Exercise input:
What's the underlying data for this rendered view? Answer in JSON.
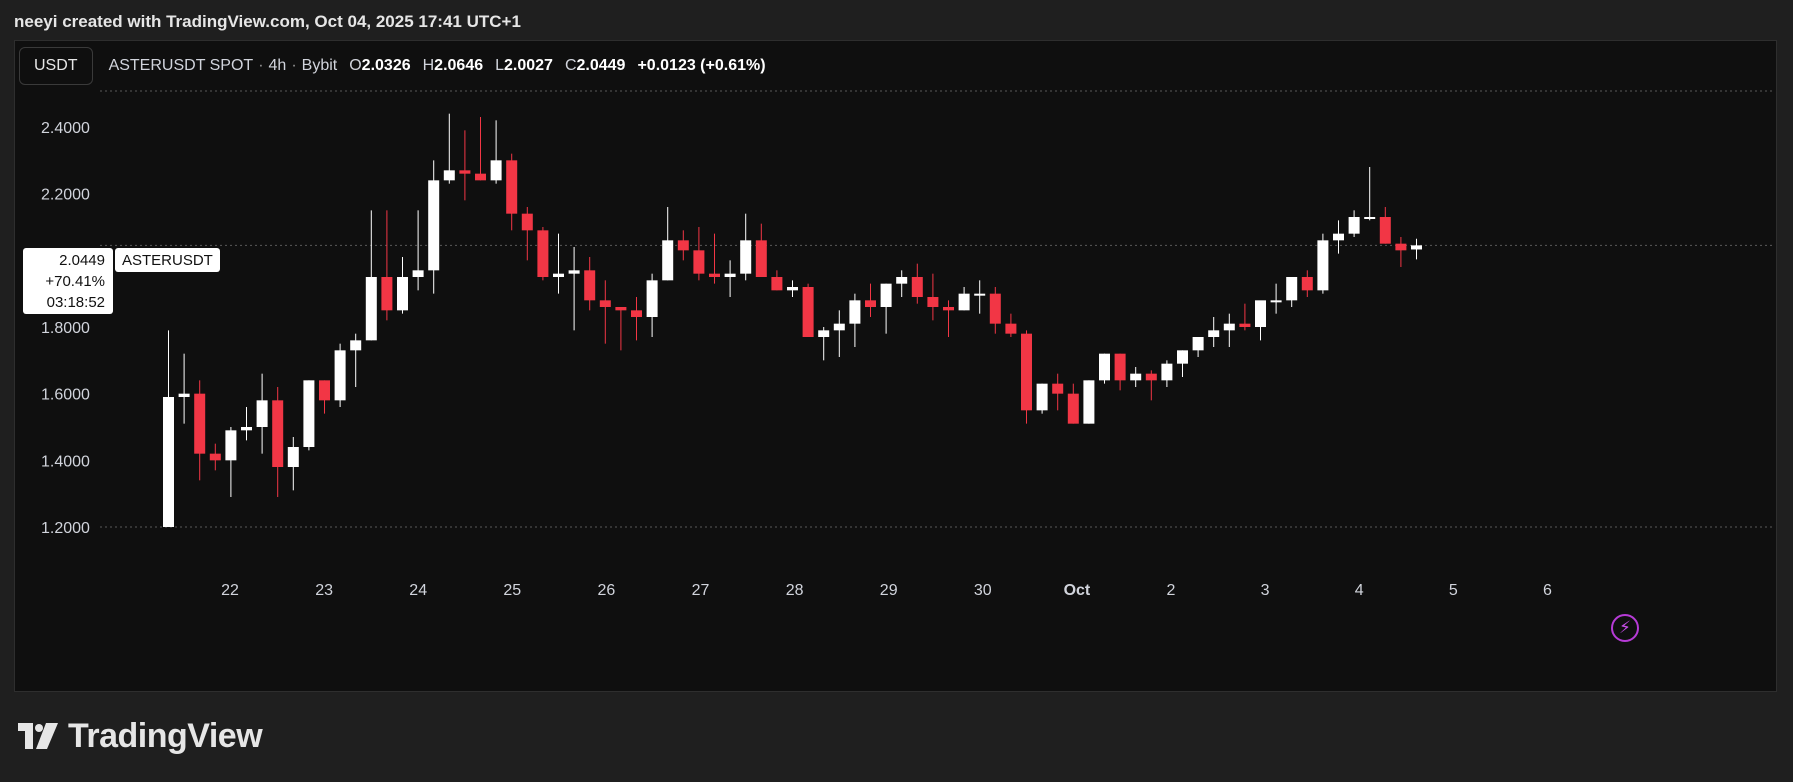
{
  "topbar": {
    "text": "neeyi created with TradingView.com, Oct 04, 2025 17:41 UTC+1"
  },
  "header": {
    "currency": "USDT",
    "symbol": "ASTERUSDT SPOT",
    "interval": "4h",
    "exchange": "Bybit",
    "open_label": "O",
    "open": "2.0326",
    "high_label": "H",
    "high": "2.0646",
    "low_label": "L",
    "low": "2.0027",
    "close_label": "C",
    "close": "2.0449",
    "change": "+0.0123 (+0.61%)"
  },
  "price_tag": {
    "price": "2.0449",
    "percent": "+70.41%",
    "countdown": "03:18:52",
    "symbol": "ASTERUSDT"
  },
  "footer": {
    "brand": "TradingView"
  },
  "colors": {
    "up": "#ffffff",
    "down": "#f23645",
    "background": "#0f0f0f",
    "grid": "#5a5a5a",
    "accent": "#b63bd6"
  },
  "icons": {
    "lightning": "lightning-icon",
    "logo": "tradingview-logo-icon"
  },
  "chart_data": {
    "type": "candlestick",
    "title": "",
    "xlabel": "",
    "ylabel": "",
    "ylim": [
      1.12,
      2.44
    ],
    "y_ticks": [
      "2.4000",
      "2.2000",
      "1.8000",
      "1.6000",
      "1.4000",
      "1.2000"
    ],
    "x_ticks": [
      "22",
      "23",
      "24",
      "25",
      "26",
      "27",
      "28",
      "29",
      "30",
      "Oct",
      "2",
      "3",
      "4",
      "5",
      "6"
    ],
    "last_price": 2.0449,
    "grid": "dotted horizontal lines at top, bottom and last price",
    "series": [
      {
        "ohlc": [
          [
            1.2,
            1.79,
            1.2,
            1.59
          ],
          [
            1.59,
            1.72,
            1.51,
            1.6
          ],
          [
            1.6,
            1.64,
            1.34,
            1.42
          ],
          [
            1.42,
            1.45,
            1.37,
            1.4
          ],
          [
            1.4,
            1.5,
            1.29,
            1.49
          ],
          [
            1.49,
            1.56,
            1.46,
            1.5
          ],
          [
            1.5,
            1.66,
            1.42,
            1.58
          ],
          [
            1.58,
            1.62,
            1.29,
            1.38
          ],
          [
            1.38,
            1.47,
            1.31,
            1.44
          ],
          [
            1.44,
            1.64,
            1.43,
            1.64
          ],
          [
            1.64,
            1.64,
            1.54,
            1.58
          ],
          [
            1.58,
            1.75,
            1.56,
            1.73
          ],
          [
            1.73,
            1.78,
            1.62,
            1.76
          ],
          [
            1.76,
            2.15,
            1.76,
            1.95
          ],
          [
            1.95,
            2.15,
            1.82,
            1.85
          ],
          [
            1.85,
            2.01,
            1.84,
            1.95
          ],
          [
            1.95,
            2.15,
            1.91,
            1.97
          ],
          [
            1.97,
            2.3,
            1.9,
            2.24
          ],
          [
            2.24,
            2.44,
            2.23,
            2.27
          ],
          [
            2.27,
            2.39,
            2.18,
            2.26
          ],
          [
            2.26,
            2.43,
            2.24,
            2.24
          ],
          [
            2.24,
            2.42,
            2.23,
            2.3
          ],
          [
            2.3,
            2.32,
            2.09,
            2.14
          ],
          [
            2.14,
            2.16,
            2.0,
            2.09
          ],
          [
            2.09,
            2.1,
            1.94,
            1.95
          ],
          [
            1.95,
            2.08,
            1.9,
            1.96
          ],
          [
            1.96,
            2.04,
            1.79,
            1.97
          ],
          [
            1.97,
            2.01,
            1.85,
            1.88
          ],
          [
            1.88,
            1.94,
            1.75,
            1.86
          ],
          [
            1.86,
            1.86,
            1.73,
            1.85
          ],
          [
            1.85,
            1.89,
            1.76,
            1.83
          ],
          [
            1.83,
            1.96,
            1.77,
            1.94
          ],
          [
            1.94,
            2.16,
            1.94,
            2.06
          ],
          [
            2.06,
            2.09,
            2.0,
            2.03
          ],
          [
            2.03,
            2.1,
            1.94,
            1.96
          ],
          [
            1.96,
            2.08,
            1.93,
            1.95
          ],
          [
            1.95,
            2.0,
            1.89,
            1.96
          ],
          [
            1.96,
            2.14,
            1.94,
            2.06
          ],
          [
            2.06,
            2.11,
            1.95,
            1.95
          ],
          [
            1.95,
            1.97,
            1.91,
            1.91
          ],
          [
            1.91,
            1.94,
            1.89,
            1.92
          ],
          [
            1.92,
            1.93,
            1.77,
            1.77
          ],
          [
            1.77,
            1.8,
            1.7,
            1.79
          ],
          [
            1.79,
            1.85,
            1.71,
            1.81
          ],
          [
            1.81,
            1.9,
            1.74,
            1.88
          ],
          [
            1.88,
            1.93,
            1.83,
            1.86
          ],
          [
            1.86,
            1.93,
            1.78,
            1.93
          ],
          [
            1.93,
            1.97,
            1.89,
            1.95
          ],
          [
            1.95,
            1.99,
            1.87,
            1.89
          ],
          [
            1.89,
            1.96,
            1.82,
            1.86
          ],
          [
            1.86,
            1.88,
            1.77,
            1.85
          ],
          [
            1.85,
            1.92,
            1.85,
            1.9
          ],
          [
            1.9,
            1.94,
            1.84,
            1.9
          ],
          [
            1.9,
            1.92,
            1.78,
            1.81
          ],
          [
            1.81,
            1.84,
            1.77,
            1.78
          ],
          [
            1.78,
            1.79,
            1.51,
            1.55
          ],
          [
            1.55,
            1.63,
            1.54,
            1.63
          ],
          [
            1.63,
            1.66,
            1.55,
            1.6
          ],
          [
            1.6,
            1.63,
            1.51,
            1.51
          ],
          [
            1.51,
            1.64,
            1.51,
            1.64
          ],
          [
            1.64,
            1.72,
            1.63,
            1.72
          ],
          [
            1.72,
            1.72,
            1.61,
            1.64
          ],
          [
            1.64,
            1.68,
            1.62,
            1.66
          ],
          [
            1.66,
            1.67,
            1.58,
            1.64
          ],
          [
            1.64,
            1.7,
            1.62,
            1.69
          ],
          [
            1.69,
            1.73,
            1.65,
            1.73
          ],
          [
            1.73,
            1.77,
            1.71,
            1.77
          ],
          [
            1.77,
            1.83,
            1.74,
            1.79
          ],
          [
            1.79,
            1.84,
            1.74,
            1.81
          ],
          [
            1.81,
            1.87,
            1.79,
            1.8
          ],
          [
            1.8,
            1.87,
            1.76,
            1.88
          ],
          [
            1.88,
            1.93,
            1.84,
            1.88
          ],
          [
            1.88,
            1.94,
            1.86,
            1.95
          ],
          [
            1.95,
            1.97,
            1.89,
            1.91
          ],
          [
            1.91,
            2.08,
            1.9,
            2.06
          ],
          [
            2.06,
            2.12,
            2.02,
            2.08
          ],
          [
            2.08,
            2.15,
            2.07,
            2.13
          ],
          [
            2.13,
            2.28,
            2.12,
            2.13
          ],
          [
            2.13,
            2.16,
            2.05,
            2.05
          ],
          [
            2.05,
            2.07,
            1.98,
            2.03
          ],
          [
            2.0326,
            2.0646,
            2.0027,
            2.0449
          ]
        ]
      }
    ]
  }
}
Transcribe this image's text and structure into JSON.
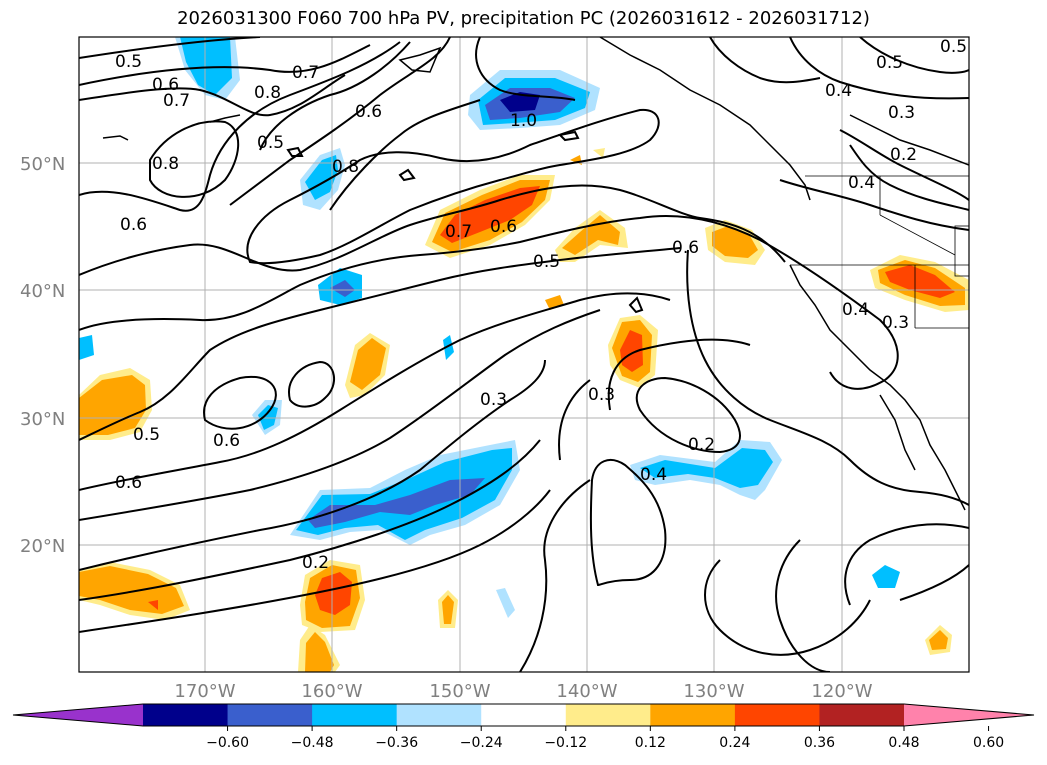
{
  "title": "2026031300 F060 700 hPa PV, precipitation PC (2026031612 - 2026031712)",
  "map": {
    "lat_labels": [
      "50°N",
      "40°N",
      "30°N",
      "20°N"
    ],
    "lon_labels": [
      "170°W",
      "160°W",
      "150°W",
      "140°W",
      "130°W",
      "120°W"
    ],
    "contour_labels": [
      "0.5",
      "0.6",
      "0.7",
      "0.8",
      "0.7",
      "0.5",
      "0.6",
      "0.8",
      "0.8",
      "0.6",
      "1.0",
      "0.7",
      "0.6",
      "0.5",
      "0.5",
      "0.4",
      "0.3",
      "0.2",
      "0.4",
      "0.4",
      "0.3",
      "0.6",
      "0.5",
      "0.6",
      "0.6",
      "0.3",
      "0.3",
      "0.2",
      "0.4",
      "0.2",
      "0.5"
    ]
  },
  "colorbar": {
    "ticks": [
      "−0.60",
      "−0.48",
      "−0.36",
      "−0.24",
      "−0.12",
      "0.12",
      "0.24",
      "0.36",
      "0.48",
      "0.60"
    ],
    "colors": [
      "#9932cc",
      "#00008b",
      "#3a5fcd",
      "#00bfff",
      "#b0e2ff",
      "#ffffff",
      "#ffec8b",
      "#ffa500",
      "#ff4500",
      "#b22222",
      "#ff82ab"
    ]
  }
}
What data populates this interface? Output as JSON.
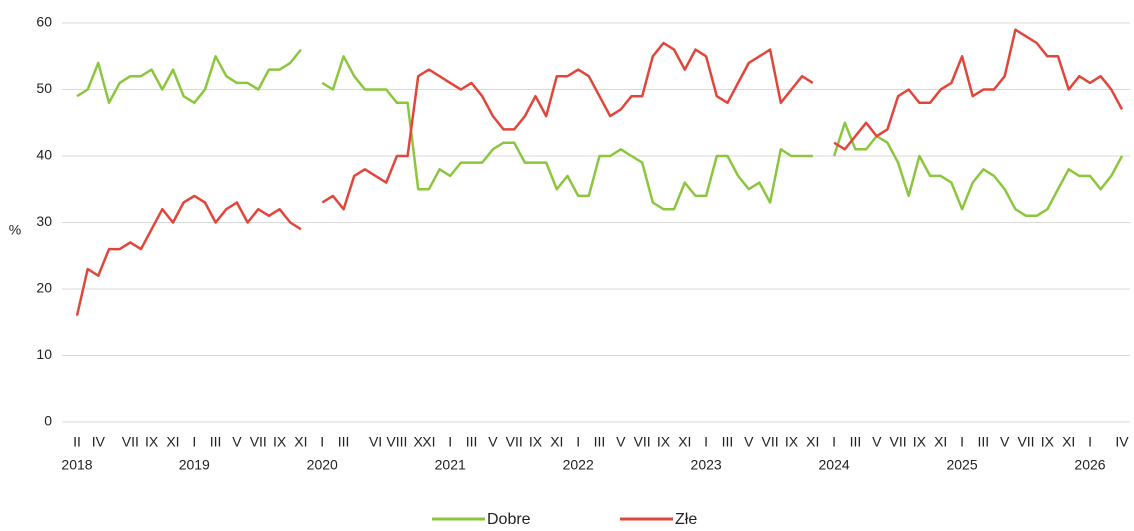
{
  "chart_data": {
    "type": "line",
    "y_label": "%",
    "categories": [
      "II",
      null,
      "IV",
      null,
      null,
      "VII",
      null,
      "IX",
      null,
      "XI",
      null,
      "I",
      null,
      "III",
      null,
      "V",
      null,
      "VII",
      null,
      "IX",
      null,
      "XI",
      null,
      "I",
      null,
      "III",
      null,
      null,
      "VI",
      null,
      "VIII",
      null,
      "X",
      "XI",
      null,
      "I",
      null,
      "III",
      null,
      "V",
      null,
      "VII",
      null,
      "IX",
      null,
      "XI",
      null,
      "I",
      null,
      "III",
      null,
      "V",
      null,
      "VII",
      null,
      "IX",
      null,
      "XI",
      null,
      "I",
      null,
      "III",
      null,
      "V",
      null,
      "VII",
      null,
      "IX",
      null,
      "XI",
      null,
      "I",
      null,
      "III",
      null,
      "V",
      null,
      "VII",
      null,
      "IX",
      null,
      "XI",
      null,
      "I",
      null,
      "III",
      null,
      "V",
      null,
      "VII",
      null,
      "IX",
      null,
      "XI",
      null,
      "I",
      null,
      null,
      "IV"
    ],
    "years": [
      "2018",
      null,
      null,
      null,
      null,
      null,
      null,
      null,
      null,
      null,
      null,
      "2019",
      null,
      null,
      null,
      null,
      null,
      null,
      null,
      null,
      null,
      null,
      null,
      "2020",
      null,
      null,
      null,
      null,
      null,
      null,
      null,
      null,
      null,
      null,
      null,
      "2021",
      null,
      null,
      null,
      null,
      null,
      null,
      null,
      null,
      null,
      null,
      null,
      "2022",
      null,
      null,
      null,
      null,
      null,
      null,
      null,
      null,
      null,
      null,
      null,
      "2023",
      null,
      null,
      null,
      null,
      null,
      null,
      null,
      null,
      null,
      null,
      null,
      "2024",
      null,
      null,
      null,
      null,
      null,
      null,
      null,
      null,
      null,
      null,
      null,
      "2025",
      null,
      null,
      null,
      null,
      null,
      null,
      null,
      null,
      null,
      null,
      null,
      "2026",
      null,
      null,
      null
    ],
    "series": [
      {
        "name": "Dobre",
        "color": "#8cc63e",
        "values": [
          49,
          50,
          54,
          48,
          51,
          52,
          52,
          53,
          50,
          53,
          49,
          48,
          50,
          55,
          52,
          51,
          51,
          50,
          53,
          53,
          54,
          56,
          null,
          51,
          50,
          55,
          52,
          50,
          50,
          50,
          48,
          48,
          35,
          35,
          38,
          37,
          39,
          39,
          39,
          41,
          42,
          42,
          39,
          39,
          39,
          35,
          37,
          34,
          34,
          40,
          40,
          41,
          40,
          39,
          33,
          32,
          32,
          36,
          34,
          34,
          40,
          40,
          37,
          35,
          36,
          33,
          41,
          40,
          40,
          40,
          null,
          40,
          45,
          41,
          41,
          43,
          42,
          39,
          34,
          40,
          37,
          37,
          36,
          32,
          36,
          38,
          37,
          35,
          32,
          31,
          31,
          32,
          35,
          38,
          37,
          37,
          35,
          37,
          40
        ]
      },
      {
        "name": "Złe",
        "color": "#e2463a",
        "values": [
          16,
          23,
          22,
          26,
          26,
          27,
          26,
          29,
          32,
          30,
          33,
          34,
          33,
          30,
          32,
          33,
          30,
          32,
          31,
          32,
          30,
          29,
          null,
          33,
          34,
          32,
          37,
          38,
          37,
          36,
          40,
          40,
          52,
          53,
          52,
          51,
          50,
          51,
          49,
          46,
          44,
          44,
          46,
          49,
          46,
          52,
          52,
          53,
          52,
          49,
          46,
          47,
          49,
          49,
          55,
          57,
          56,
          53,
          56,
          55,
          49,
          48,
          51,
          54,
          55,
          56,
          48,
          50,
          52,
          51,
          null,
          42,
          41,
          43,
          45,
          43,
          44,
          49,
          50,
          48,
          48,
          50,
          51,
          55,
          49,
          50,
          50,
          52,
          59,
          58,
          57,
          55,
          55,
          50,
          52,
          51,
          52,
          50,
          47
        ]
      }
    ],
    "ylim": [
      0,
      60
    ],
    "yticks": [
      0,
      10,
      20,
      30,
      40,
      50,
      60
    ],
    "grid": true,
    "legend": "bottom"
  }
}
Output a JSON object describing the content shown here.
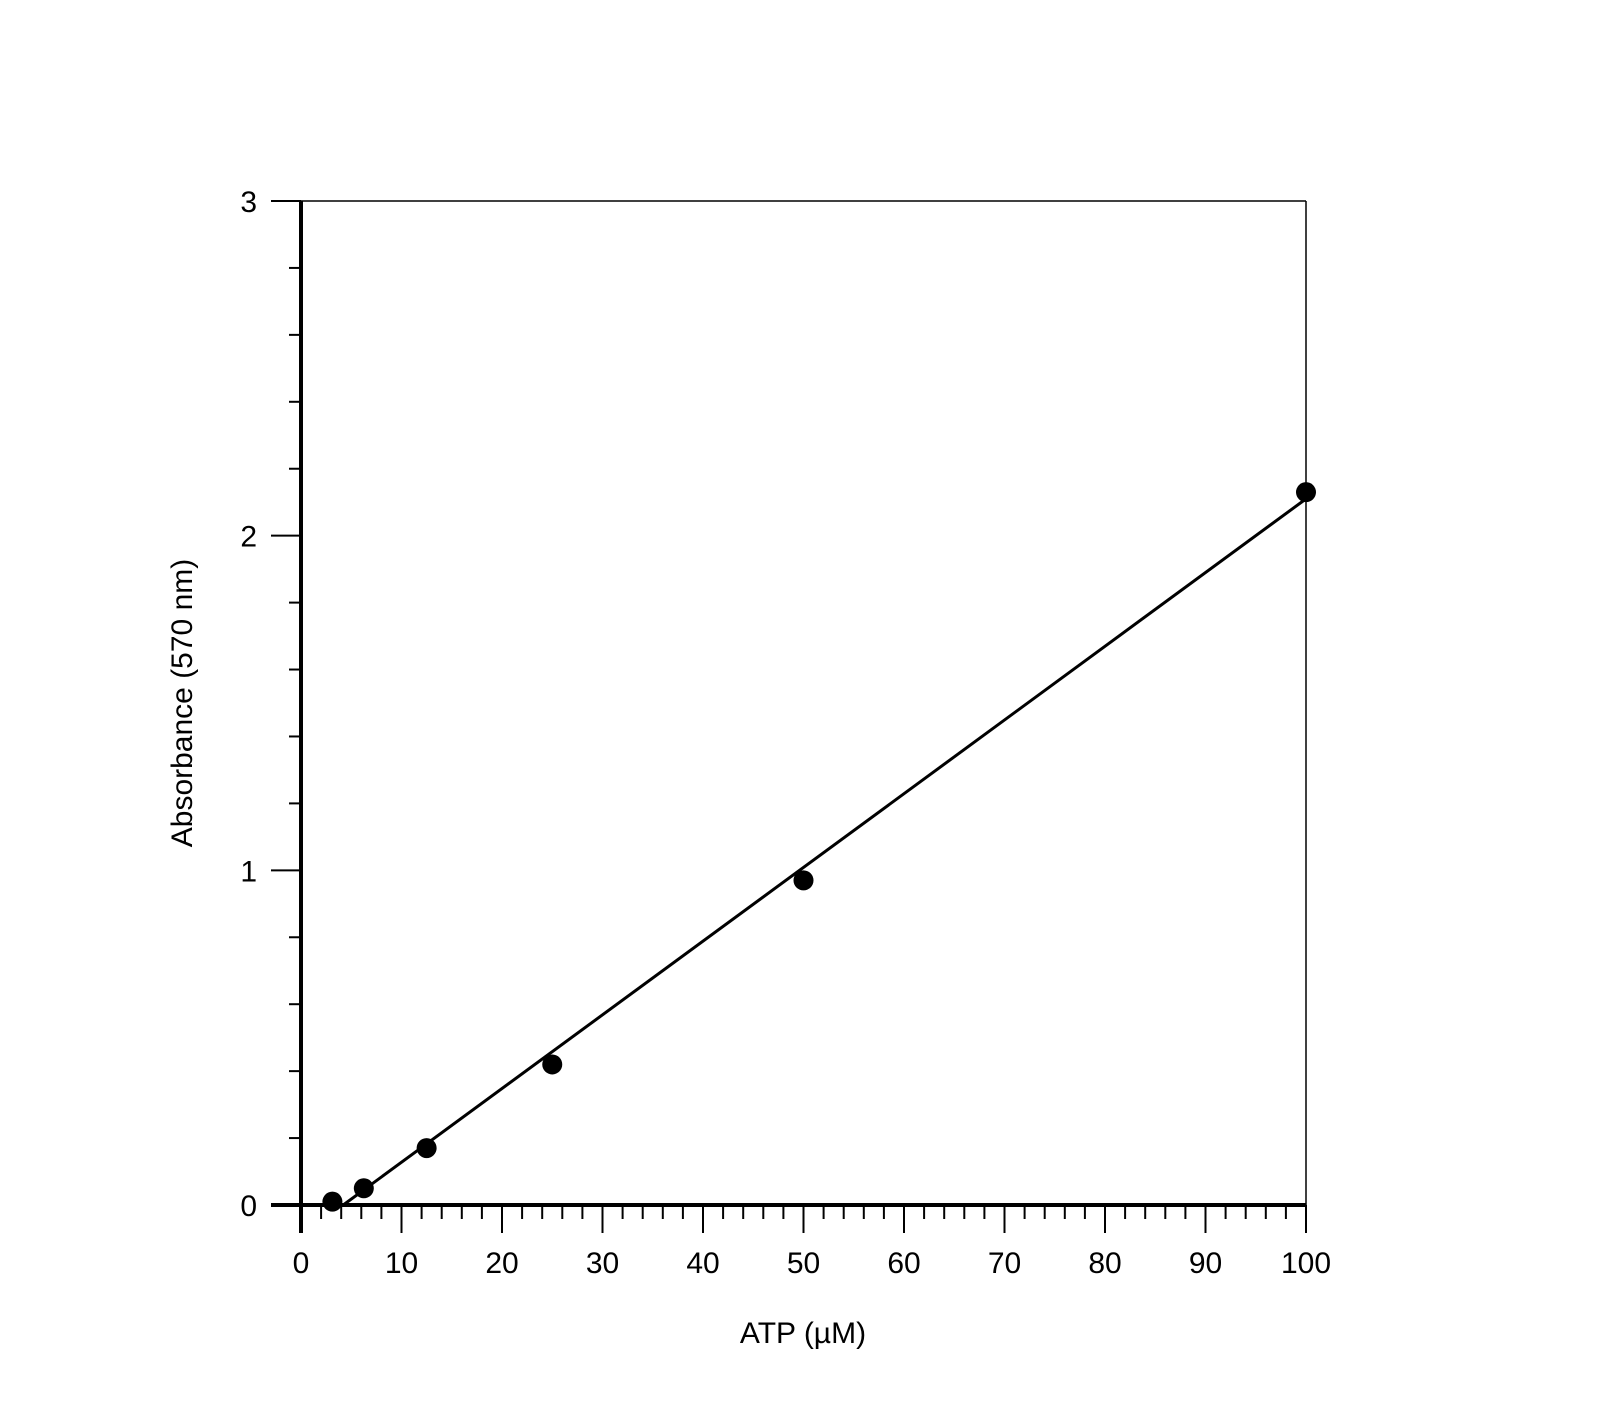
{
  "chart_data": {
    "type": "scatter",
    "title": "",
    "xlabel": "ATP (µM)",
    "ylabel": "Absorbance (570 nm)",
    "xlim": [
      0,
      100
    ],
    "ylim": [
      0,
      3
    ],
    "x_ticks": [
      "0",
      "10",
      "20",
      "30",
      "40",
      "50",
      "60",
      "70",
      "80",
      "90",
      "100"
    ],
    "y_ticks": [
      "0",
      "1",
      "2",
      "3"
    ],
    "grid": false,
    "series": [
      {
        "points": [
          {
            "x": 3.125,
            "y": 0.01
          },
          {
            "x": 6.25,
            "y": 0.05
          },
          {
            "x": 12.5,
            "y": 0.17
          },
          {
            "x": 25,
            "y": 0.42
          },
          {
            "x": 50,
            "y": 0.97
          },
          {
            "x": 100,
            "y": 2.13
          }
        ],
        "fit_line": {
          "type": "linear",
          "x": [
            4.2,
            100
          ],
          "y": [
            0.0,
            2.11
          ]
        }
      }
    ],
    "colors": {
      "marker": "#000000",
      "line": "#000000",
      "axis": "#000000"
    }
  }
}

Task statement:
Select the lines in this material that hold the word "symbol", leaving none out.

Complete output:
    "symbol": "ASTERUSDT SPOT",
    "symbol": "ASTERUSDT"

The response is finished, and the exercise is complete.